[Data records]:
=====

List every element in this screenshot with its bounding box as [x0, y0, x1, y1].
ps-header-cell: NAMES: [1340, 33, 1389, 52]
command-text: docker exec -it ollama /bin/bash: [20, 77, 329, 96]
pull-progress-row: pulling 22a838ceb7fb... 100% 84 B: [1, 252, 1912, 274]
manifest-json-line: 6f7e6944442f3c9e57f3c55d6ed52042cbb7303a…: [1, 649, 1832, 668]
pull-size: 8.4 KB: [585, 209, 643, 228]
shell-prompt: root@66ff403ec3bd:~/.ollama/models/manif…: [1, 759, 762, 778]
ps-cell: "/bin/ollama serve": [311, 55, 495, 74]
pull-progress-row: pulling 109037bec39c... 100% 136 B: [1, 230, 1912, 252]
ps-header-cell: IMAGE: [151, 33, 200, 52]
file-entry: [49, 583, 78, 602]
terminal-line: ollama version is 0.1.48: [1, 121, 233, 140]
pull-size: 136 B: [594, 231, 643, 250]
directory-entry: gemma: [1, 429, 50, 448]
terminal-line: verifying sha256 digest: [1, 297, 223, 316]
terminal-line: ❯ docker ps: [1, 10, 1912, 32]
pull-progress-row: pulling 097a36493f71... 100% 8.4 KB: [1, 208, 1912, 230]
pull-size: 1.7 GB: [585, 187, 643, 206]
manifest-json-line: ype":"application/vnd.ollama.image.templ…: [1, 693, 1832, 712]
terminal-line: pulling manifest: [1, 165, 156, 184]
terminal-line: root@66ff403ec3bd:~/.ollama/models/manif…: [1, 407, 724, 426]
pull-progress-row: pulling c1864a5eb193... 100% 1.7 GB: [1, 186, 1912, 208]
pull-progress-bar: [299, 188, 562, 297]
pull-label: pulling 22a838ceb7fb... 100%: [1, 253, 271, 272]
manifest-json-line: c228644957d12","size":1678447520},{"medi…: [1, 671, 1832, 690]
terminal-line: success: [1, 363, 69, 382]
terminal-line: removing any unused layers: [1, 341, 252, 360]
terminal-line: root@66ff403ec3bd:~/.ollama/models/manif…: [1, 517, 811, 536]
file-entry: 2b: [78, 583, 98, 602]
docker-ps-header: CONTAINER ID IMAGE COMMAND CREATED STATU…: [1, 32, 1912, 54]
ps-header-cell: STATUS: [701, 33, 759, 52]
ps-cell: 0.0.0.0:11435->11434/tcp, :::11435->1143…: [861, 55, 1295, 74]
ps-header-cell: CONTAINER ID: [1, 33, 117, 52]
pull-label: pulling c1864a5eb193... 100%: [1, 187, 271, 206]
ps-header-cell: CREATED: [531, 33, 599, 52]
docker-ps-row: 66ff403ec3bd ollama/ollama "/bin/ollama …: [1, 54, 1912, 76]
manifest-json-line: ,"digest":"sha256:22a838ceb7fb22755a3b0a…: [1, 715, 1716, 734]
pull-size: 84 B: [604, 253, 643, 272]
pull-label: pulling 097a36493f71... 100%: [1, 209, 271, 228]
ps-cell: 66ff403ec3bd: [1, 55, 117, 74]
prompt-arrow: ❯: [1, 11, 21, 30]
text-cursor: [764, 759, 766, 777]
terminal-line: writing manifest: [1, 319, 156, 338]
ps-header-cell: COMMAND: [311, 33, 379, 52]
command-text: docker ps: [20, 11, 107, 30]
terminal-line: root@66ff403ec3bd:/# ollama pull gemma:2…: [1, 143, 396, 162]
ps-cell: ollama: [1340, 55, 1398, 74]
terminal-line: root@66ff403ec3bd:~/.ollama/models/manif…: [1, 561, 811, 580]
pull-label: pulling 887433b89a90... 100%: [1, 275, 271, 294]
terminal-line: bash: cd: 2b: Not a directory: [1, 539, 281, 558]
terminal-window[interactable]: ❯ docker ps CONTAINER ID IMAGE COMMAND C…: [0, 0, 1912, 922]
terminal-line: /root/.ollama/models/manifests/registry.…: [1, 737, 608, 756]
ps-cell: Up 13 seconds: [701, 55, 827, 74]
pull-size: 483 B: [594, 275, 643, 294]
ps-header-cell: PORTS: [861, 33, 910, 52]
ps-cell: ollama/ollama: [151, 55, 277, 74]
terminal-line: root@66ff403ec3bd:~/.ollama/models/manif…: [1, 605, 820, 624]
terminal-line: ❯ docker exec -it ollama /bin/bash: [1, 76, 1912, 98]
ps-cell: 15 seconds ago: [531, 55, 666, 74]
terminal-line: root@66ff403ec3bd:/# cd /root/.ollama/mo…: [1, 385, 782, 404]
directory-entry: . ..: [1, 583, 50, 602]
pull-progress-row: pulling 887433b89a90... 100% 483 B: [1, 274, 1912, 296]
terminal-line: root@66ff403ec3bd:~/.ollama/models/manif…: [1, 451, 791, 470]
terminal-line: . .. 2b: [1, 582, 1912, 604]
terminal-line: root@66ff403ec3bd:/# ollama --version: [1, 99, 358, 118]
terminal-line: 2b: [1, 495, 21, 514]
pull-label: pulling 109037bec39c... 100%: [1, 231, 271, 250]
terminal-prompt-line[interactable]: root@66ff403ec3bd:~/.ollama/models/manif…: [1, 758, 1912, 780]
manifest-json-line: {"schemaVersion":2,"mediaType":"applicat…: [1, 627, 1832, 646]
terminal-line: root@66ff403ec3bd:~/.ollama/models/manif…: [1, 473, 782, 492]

=====

[Instructions to follow]:
Rewrite each line of the material above as a numbered list, leaving out any blank lines.

[Expected answer]:
1. List every element in this screenshot with its bounding box as [x0, y0, x1, y1].
2. ps-header-cell: NAMES: [1340, 33, 1389, 52]
3. command-text: docker exec -it ollama /bin/bash: [20, 77, 329, 96]
4. pull-progress-row: pulling 22a838ceb7fb... 100% 84 B: [1, 252, 1912, 274]
5. manifest-json-line: 6f7e6944442f3c9e57f3c55d6ed52042cbb7303a…: [1, 649, 1832, 668]
6. pull-size: 8.4 KB: [585, 209, 643, 228]
7. shell-prompt: root@66ff403ec3bd:~/.ollama/models/manif…: [1, 759, 762, 778]
8. ps-cell: "/bin/ollama serve": [311, 55, 495, 74]
9. pull-progress-row: pulling 109037bec39c... 100% 136 B: [1, 230, 1912, 252]
10. ps-header-cell: IMAGE: [151, 33, 200, 52]
11. file-entry: [49, 583, 78, 602]
12. terminal-line: ollama version is 0.1.48: [1, 121, 233, 140]
13. pull-size: 136 B: [594, 231, 643, 250]
14. directory-entry: gemma: [1, 429, 50, 448]
15. terminal-line: verifying sha256 digest: [1, 297, 223, 316]
16. terminal-line: ❯ docker ps: [1, 10, 1912, 32]
17. pull-progress-row: pulling 097a36493f71... 100% 8.4 KB: [1, 208, 1912, 230]
18. pull-size: 1.7 GB: [585, 187, 643, 206]
19. manifest-json-line: ype":"application/vnd.ollama.image.templ…: [1, 693, 1832, 712]
20. terminal-line: pulling manifest: [1, 165, 156, 184]
21. terminal-line: root@66ff403ec3bd:~/.ollama/models/manif…: [1, 407, 724, 426]
22. pull-progress-row: pulling c1864a5eb193... 100% 1.7 GB: [1, 186, 1912, 208]
23. pull-progress-bar: [299, 188, 562, 297]
24. pull-label: pulling 22a838ceb7fb... 100%: [1, 253, 271, 272]
25. manifest-json-line: c228644957d12","size":1678447520},{"medi…: [1, 671, 1832, 690]
26. terminal-line: success: [1, 363, 69, 382]
27. terminal-line: removing any unused layers: [1, 341, 252, 360]
28. terminal-line: root@66ff403ec3bd:~/.ollama/models/manif…: [1, 517, 811, 536]
29. file-entry: 2b: [78, 583, 98, 602]
30. docker-ps-header: CONTAINER ID IMAGE COMMAND CREATED STATU…: [1, 32, 1912, 54]
31. ps-header-cell: STATUS: [701, 33, 759, 52]
32. ps-cell: 0.0.0.0:11435->11434/tcp, :::11435->1143…: [861, 55, 1295, 74]
33. ps-header-cell: CONTAINER ID: [1, 33, 117, 52]
34. pull-label: pulling c1864a5eb193... 100%: [1, 187, 271, 206]
35. ps-header-cell: CREATED: [531, 33, 599, 52]
36. docker-ps-row: 66ff403ec3bd ollama/ollama "/bin/ollama …: [1, 54, 1912, 76]
37. manifest-json-line: ,"digest":"sha256:22a838ceb7fb22755a3b0a…: [1, 715, 1716, 734]
38. pull-size: 84 B: [604, 253, 643, 272]
39. pull-label: pulling 097a36493f71... 100%: [1, 209, 271, 228]
40. ps-cell: 66ff403ec3bd: [1, 55, 117, 74]
41. prompt-arrow: ❯: [1, 11, 21, 30]
42. text-cursor: [764, 759, 766, 777]
43. terminal-line: writing manifest: [1, 319, 156, 338]
44. ps-header-cell: COMMAND: [311, 33, 379, 52]
45. command-text: docker ps: [20, 11, 107, 30]
46. terminal-line: root@66ff403ec3bd:/# ollama pull gemma:2…: [1, 143, 396, 162]
47. ps-cell: ollama: [1340, 55, 1398, 74]
48. terminal-line: root@66ff403ec3bd:~/.ollama/models/manif…: [1, 561, 811, 580]
49. pull-label: pulling 887433b89a90... 100%: [1, 275, 271, 294]
50. terminal-line: bash: cd: 2b: Not a directory: [1, 539, 281, 558]
51. terminal-window[interactable]: ❯ docker ps CONTAINER ID IMAGE COMMAND C…: [0, 0, 1912, 922]
52. terminal-line: /root/.ollama/models/manifests/registry.…: [1, 737, 608, 756]
53. ps-cell: Up 13 seconds: [701, 55, 827, 74]
54. pull-size: 483 B: [594, 275, 643, 294]
55. ps-header-cell: PORTS: [861, 33, 910, 52]
56. ps-cell: ollama/ollama: [151, 55, 277, 74]
57. terminal-line: root@66ff403ec3bd:~/.ollama/models/manif…: [1, 605, 820, 624]
58. terminal-line: ❯ docker exec -it ollama /bin/bash: [1, 76, 1912, 98]
59. ps-cell: 15 seconds ago: [531, 55, 666, 74]
60. terminal-line: root@66ff403ec3bd:/# cd /root/.ollama/mo…: [1, 385, 782, 404]
61. directory-entry: . ..: [1, 583, 50, 602]
62. pull-progress-row: pulling 887433b89a90... 100% 483 B: [1, 274, 1912, 296]
63. terminal-line: root@66ff403ec3bd:~/.ollama/models/manif…: [1, 451, 791, 470]
64. terminal-line: . .. 2b: [1, 582, 1912, 604]
65. terminal-line: root@66ff403ec3bd:/# ollama --version: [1, 99, 358, 118]
66. terminal-line: 2b: [1, 495, 21, 514]
67. pull-label: pulling 109037bec39c... 100%: [1, 231, 271, 250]
68. terminal-prompt-line[interactable]: root@66ff403ec3bd:~/.ollama/models/manif…: [1, 758, 1912, 780]
69. manifest-json-line: {"schemaVersion":2,"mediaType":"applicat…: [1, 627, 1832, 646]
70. terminal-line: root@66ff403ec3bd:~/.ollama/models/manif…: [1, 473, 782, 492]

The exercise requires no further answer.